* Challenge
Copy the data word for word, keeping every line.

* Listing
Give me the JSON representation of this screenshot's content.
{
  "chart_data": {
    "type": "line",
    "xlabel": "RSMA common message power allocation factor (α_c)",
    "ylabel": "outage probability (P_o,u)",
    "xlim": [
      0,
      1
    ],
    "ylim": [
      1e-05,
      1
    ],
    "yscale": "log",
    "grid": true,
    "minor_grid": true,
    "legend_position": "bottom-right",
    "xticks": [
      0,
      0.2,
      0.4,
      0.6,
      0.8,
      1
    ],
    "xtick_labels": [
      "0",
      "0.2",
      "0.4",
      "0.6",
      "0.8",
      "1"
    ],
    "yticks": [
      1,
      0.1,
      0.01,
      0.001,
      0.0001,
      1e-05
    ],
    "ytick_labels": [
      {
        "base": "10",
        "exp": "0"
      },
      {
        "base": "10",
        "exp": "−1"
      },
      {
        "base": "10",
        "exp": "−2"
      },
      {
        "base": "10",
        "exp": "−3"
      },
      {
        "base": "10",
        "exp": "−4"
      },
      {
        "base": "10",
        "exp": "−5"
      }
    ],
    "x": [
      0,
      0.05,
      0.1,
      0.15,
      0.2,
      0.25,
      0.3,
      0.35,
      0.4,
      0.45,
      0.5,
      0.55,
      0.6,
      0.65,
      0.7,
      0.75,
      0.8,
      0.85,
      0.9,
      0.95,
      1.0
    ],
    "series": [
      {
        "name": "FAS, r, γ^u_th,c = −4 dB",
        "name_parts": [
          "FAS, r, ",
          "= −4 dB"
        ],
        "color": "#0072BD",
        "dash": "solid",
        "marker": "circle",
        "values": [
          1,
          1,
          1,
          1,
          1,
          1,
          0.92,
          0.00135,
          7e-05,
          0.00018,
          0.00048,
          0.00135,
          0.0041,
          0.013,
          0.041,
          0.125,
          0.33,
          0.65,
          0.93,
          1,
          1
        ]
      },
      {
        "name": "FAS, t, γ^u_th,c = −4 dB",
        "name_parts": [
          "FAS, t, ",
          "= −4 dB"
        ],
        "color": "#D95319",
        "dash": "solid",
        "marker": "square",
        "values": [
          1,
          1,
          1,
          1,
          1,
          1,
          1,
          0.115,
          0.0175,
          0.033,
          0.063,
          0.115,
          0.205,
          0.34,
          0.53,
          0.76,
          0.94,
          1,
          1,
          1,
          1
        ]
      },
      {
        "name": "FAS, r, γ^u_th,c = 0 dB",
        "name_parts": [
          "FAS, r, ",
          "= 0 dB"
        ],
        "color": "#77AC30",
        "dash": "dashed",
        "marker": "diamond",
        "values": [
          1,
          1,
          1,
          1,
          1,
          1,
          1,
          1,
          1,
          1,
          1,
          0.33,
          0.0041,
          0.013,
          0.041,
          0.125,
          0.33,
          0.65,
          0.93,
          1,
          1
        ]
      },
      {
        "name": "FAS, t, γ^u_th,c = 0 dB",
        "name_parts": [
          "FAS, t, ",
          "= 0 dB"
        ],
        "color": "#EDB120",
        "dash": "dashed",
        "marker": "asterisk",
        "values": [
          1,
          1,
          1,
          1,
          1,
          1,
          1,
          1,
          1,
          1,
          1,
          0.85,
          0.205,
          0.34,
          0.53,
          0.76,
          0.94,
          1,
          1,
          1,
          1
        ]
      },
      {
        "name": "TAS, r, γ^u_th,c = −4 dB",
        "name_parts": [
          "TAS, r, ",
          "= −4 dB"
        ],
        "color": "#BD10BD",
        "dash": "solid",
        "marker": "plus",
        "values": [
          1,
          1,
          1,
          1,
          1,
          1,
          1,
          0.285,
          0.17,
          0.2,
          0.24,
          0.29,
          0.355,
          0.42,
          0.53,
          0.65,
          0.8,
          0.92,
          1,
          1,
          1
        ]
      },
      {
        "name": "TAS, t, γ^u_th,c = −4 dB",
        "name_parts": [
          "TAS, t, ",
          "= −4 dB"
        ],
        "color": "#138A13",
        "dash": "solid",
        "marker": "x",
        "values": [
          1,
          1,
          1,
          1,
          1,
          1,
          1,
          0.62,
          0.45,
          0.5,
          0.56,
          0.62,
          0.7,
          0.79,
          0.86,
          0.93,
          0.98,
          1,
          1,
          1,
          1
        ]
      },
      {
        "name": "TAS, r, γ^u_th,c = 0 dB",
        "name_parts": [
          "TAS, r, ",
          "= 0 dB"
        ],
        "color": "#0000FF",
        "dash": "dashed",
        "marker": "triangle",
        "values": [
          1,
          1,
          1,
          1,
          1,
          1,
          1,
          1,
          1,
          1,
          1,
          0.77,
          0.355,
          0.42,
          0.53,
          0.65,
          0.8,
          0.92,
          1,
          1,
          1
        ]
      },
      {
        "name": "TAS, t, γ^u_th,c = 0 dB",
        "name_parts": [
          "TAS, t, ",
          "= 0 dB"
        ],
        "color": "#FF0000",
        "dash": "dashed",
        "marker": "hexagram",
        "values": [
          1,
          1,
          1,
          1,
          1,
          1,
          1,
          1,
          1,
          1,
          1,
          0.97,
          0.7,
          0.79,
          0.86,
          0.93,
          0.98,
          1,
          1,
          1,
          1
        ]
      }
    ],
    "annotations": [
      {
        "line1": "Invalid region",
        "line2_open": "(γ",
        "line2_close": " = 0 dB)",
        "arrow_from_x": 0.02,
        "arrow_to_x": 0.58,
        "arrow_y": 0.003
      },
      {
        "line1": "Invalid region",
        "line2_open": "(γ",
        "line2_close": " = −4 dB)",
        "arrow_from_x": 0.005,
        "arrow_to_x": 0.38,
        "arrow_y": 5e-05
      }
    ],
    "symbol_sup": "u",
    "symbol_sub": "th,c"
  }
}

* Result of the task
Give me the JSON representation of this screenshot's content.
{
  "chart_data": {
    "type": "line",
    "xlabel": "RSMA common message power allocation factor (α_c)",
    "ylabel": "outage probability (P_o,u)",
    "xlim": [
      0,
      1
    ],
    "ylim": [
      1e-05,
      1
    ],
    "yscale": "log",
    "grid": true,
    "minor_grid": true,
    "legend_position": "bottom-right",
    "xticks": [
      0,
      0.2,
      0.4,
      0.6,
      0.8,
      1
    ],
    "xtick_labels": [
      "0",
      "0.2",
      "0.4",
      "0.6",
      "0.8",
      "1"
    ],
    "yticks": [
      1,
      0.1,
      0.01,
      0.001,
      0.0001,
      1e-05
    ],
    "ytick_labels": [
      {
        "base": "10",
        "exp": "0"
      },
      {
        "base": "10",
        "exp": "−1"
      },
      {
        "base": "10",
        "exp": "−2"
      },
      {
        "base": "10",
        "exp": "−3"
      },
      {
        "base": "10",
        "exp": "−4"
      },
      {
        "base": "10",
        "exp": "−5"
      }
    ],
    "x": [
      0,
      0.05,
      0.1,
      0.15,
      0.2,
      0.25,
      0.3,
      0.35,
      0.4,
      0.45,
      0.5,
      0.55,
      0.6,
      0.65,
      0.7,
      0.75,
      0.8,
      0.85,
      0.9,
      0.95,
      1.0
    ],
    "series": [
      {
        "name": "FAS, r, γ^u_th,c = −4 dB",
        "name_parts": [
          "FAS, r, ",
          "= −4 dB"
        ],
        "color": "#0072BD",
        "dash": "solid",
        "marker": "circle",
        "values": [
          1,
          1,
          1,
          1,
          1,
          1,
          0.92,
          0.00135,
          7e-05,
          0.00018,
          0.00048,
          0.00135,
          0.0041,
          0.013,
          0.041,
          0.125,
          0.33,
          0.65,
          0.93,
          1,
          1
        ]
      },
      {
        "name": "FAS, t, γ^u_th,c = −4 dB",
        "name_parts": [
          "FAS, t, ",
          "= −4 dB"
        ],
        "color": "#D95319",
        "dash": "solid",
        "marker": "square",
        "values": [
          1,
          1,
          1,
          1,
          1,
          1,
          1,
          0.115,
          0.0175,
          0.033,
          0.063,
          0.115,
          0.205,
          0.34,
          0.53,
          0.76,
          0.94,
          1,
          1,
          1,
          1
        ]
      },
      {
        "name": "FAS, r, γ^u_th,c = 0 dB",
        "name_parts": [
          "FAS, r, ",
          "= 0 dB"
        ],
        "color": "#77AC30",
        "dash": "dashed",
        "marker": "diamond",
        "values": [
          1,
          1,
          1,
          1,
          1,
          1,
          1,
          1,
          1,
          1,
          1,
          0.33,
          0.0041,
          0.013,
          0.041,
          0.125,
          0.33,
          0.65,
          0.93,
          1,
          1
        ]
      },
      {
        "name": "FAS, t, γ^u_th,c = 0 dB",
        "name_parts": [
          "FAS, t, ",
          "= 0 dB"
        ],
        "color": "#EDB120",
        "dash": "dashed",
        "marker": "asterisk",
        "values": [
          1,
          1,
          1,
          1,
          1,
          1,
          1,
          1,
          1,
          1,
          1,
          0.85,
          0.205,
          0.34,
          0.53,
          0.76,
          0.94,
          1,
          1,
          1,
          1
        ]
      },
      {
        "name": "TAS, r, γ^u_th,c = −4 dB",
        "name_parts": [
          "TAS, r, ",
          "= −4 dB"
        ],
        "color": "#BD10BD",
        "dash": "solid",
        "marker": "plus",
        "values": [
          1,
          1,
          1,
          1,
          1,
          1,
          1,
          0.285,
          0.17,
          0.2,
          0.24,
          0.29,
          0.355,
          0.42,
          0.53,
          0.65,
          0.8,
          0.92,
          1,
          1,
          1
        ]
      },
      {
        "name": "TAS, t, γ^u_th,c = −4 dB",
        "name_parts": [
          "TAS, t, ",
          "= −4 dB"
        ],
        "color": "#138A13",
        "dash": "solid",
        "marker": "x",
        "values": [
          1,
          1,
          1,
          1,
          1,
          1,
          1,
          0.62,
          0.45,
          0.5,
          0.56,
          0.62,
          0.7,
          0.79,
          0.86,
          0.93,
          0.98,
          1,
          1,
          1,
          1
        ]
      },
      {
        "name": "TAS, r, γ^u_th,c = 0 dB",
        "name_parts": [
          "TAS, r, ",
          "= 0 dB"
        ],
        "color": "#0000FF",
        "dash": "dashed",
        "marker": "triangle",
        "values": [
          1,
          1,
          1,
          1,
          1,
          1,
          1,
          1,
          1,
          1,
          1,
          0.77,
          0.355,
          0.42,
          0.53,
          0.65,
          0.8,
          0.92,
          1,
          1,
          1
        ]
      },
      {
        "name": "TAS, t, γ^u_th,c = 0 dB",
        "name_parts": [
          "TAS, t, ",
          "= 0 dB"
        ],
        "color": "#FF0000",
        "dash": "dashed",
        "marker": "hexagram",
        "values": [
          1,
          1,
          1,
          1,
          1,
          1,
          1,
          1,
          1,
          1,
          1,
          0.97,
          0.7,
          0.79,
          0.86,
          0.93,
          0.98,
          1,
          1,
          1,
          1
        ]
      }
    ],
    "annotations": [
      {
        "line1": "Invalid region",
        "line2_open": "(γ",
        "line2_close": " = 0 dB)",
        "arrow_from_x": 0.02,
        "arrow_to_x": 0.58,
        "arrow_y": 0.003
      },
      {
        "line1": "Invalid region",
        "line2_open": "(γ",
        "line2_close": " = −4 dB)",
        "arrow_from_x": 0.005,
        "arrow_to_x": 0.38,
        "arrow_y": 5e-05
      }
    ],
    "symbol_sup": "u",
    "symbol_sub": "th,c"
  }
}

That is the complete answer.